── MATERIAL SHOWN ──
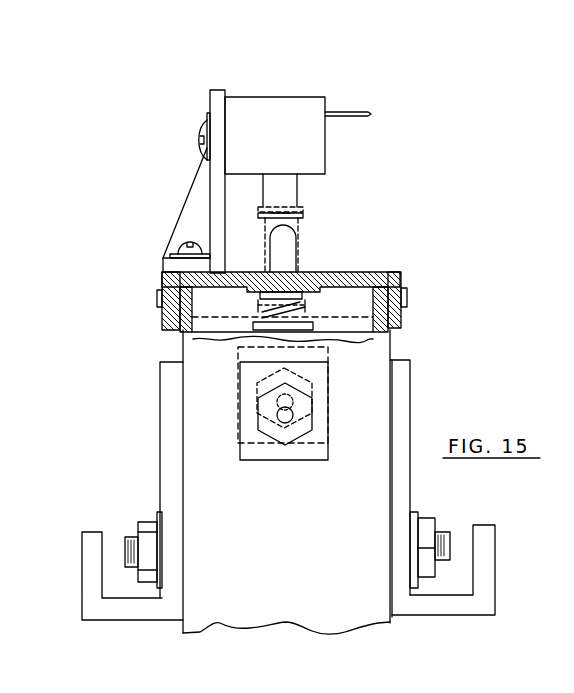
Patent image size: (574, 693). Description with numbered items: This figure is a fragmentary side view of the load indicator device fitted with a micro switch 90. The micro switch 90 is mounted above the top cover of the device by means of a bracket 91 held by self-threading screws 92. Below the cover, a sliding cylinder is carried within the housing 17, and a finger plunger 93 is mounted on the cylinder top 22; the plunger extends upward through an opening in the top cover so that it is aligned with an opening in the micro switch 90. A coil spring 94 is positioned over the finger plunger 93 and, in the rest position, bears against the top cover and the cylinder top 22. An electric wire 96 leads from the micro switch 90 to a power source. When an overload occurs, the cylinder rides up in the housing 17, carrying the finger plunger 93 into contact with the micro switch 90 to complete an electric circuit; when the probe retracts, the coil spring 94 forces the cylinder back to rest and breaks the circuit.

The housing 17 is at (217, 507).
The cylinder top 22 is at (327, 333).
The micro switch 90 is at (297, 108).
The bracket 91 is at (218, 113).
The self-threading screws 92 is at (190, 250).
The finger plunger 93 is at (283, 258).
The coil spring 94 is at (311, 305).
The electric wire 96 is at (352, 116).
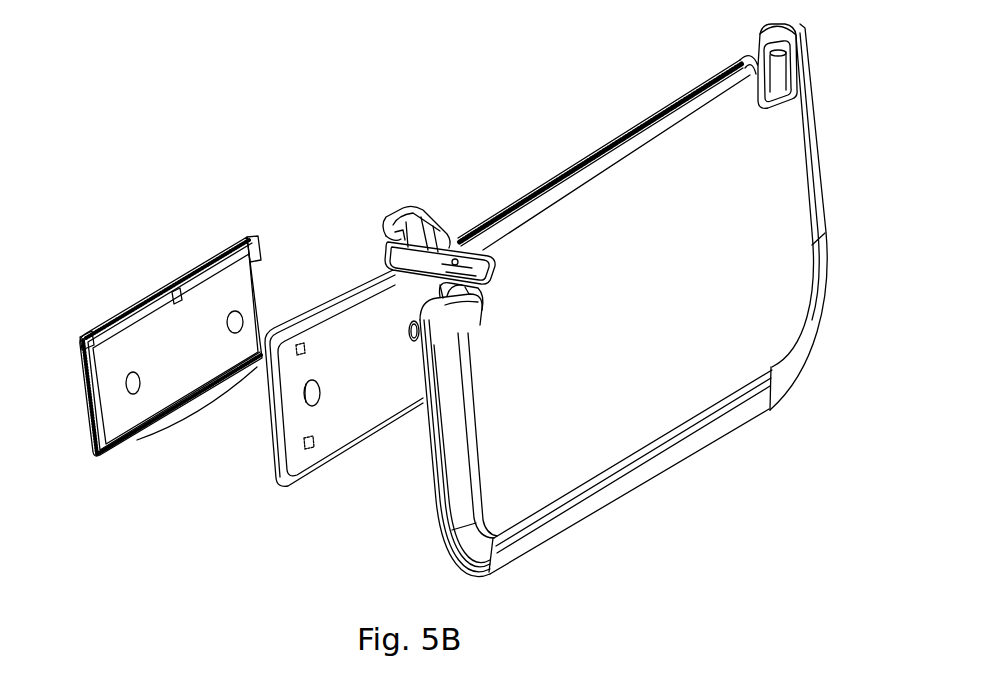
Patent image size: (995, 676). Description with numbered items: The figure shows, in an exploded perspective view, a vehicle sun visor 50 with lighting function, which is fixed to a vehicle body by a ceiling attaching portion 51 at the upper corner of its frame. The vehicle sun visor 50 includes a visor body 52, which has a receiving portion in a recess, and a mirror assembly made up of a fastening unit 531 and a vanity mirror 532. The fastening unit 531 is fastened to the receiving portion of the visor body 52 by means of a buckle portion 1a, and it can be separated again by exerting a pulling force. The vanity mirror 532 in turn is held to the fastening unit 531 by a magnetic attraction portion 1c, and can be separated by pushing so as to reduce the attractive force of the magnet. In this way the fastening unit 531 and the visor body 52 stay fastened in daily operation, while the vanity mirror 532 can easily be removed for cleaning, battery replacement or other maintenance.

The vehicle sun visor 50 is at (596, 108).
The ceiling attaching portion 51 is at (438, 230).
The visor body 52 is at (660, 377).
The fastening unit 531 is at (340, 287).
The vanity mirror 532 is at (120, 313).
The buckle portion 1a is at (303, 442).
The magnetic attraction portion 1c is at (133, 394).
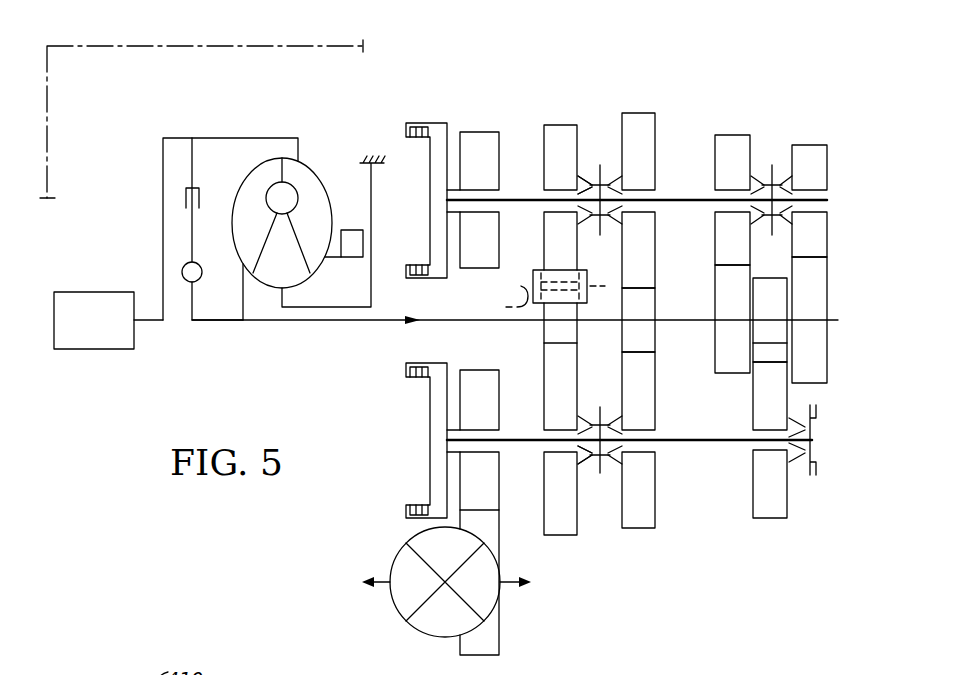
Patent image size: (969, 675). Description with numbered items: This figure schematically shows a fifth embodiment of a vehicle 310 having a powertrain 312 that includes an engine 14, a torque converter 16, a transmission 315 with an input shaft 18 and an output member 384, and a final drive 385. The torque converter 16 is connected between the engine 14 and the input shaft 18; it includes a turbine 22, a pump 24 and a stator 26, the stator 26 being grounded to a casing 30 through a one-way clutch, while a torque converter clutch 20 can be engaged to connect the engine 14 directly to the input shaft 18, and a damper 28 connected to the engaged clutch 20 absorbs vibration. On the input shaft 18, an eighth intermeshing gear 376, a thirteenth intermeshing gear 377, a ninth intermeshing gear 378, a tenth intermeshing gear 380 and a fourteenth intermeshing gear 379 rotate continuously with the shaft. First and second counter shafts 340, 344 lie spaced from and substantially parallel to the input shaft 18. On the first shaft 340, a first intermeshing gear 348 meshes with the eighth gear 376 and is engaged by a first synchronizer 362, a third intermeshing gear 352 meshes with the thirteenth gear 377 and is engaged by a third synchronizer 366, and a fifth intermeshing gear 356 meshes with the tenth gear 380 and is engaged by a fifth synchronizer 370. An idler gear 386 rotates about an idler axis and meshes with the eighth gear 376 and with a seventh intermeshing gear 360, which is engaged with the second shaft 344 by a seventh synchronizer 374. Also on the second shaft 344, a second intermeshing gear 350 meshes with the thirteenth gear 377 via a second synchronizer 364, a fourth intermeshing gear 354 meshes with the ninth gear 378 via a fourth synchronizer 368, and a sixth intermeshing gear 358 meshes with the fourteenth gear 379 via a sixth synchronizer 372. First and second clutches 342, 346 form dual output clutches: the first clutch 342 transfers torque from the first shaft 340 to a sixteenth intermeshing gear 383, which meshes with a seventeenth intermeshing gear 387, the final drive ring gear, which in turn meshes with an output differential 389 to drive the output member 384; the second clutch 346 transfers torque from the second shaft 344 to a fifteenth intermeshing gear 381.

The engine 14 is at (96, 349).
The torque converter 16 is at (307, 126).
The input shaft 18 is at (348, 322).
The torque converter clutch 20 is at (184, 180).
The turbine 22 is at (251, 159).
The pump 24 is at (312, 166).
The stator 26 is at (262, 289).
The damper 28 is at (198, 282).
The casing 30 is at (380, 165).
The vehicle 310 is at (156, 46).
The powertrain 312 is at (165, 384).
The transmission 315 is at (693, 56).
The first counter shaft 340 is at (705, 440).
The first clutch 342 is at (405, 488).
The second counter shaft 344 is at (689, 200).
The second clutch 346 is at (406, 120).
The first intermeshing gear 348 is at (544, 513).
The second intermeshing gear 350 is at (655, 146).
The third intermeshing gear 352 is at (657, 529).
The fourth intermeshing gear 354 is at (713, 258).
The fifth intermeshing gear 356 is at (753, 508).
The sixth intermeshing gear 358 is at (827, 144).
The seventh intermeshing gear 360 is at (543, 148).
The first synchronizer 362 is at (587, 475).
The second synchronizer 364 is at (613, 166).
The third synchronizer 366 is at (613, 476).
The fourth synchronizer 368 is at (753, 167).
The fifth synchronizer 370 is at (795, 471).
The sixth synchronizer 372 is at (784, 166).
The seventh synchronizer 374 is at (585, 164).
The eighth intermeshing gear 376 is at (540, 334).
The thirteenth intermeshing gear 377 is at (657, 306).
The ninth intermeshing gear 378 is at (712, 362).
The fourteenth intermeshing gear 379 is at (793, 275).
The tenth intermeshing gear 380 is at (753, 343).
The fifteenth intermeshing gear 381 is at (499, 150).
The sixteenth intermeshing gear 383 is at (499, 497).
The output member 384 is at (375, 580).
The final drive 385 is at (418, 642).
The idler gear 386 is at (534, 270).
The seventeenth intermeshing gear 387 is at (500, 628).
The output differential 389 is at (395, 607).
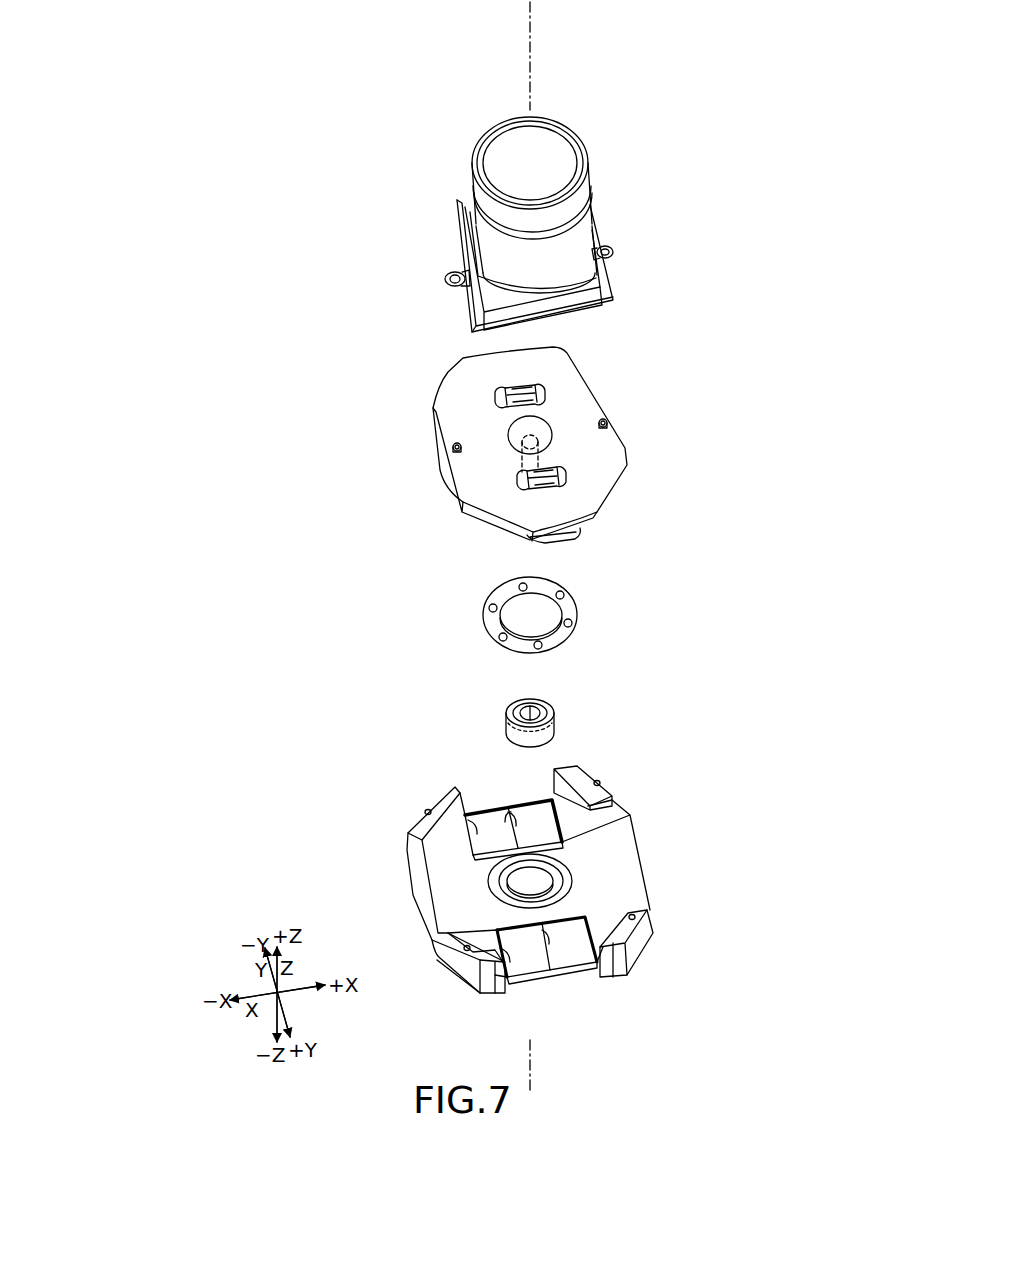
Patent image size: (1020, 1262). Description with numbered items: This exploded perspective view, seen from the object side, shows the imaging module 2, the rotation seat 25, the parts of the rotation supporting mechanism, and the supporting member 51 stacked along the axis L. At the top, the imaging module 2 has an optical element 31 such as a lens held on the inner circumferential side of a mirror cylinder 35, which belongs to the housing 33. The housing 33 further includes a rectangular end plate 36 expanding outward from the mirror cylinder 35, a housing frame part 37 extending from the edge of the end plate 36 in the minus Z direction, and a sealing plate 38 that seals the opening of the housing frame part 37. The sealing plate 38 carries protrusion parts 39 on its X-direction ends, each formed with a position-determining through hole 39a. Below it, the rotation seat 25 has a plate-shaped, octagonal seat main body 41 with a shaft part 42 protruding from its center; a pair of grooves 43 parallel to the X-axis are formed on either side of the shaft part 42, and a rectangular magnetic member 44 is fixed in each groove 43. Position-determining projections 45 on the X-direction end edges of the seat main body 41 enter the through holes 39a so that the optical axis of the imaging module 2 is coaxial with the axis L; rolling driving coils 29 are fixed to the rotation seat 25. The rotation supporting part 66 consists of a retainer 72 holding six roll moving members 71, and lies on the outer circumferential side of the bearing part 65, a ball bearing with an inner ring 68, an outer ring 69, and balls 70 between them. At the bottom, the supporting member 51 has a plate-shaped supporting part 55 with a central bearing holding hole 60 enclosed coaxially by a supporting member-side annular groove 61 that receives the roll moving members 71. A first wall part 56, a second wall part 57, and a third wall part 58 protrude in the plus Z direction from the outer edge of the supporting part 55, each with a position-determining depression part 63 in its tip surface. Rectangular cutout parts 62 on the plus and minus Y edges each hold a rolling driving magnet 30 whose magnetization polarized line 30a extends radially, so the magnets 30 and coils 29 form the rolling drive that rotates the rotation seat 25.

The axis L is at (530, 40).
The imaging module 2 is at (455, 133).
The optical element 31 is at (548, 153).
The housing 33 is at (690, 182).
The mirror cylinder 35 is at (577, 238).
The end plate 36 is at (605, 280).
The housing frame part 37 is at (603, 293).
The sealing plate 38 is at (608, 304).
The protrusion part 39 is at (445, 282).
The position-determining through hole 39a is at (450, 274).
The rotation seat 25 is at (410, 405).
The seat main body 41 is at (580, 378).
The shaft part 42 is at (545, 452).
The groove 43 is at (520, 385).
The magnetic member 44 is at (520, 472).
The position-determining projection 45 is at (453, 445).
The rolling driving coil 29 is at (570, 534).
The rotation supporting part 66 is at (458, 604).
The roll moving member 71 is at (572, 620).
The retainer 72 is at (490, 622).
The bearing part 65 is at (577, 716).
The inner ring 68 is at (535, 705).
The outer ring 69 is at (508, 730).
The balls 70 is at (520, 707).
The supporting member 51 is at (352, 804).
The supporting part 55 is at (607, 858).
The first wall part 56 is at (412, 888).
The second wall part 57 is at (633, 960).
The third wall part 58 is at (602, 783).
The bearing holding hole 60 is at (540, 876).
The supporting member-side annular groove 61 is at (568, 893).
The cutout part 62 is at (477, 812).
The position-determining depression part 63 is at (426, 810).
The rolling driving magnet 30 is at (535, 810).
The magnetization polarized line 30a is at (512, 815).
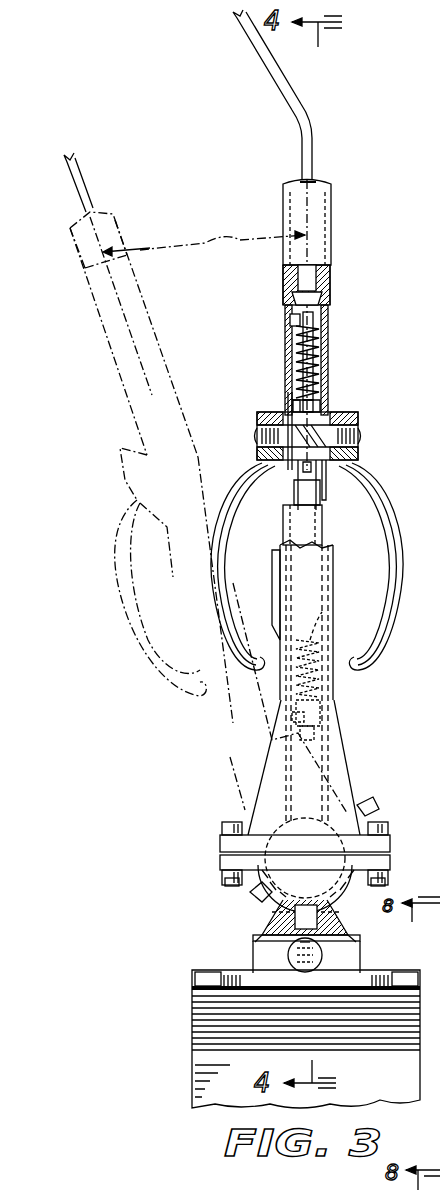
───
OBJECTIVE>
Copy the data word for word from the very beginning through the line that contains "The coil spring 94 is at (311, 305).", and include that line. Leave the pictures out.

ANSWER TO THIS EXERCISE>
Patent image size: (574, 693). Description with numbered items: This figure is a fragmentary side view of the load indicator device fitted with a micro switch 90. The micro switch 90 is mounted above the top cover of the device by means of a bracket 91 held by self-threading screws 92. Below the cover, a sliding cylinder is carried within the housing 17, and a finger plunger 93 is mounted on the cylinder top 22; the plunger extends upward through an opening in the top cover so that it is aligned with an opening in the micro switch 90. A coil spring 94 is positioned over the finger plunger 93 and, in the rest position, bears against the top cover and the cylinder top 22. An electric wire 96 leads from the micro switch 90 to a power source. When an overload occurs, the cylinder rides up in the housing 17, carrying the finger plunger 93 into contact with the micro switch 90 to complete an electric circuit; when the probe retracts, the coil spring 94 forces the cylinder back to rest and breaks the circuit.

The housing 17 is at (217, 507).
The cylinder top 22 is at (327, 333).
The micro switch 90 is at (297, 108).
The bracket 91 is at (218, 113).
The self-threading screws 92 is at (190, 250).
The finger plunger 93 is at (283, 258).
The coil spring 94 is at (311, 305).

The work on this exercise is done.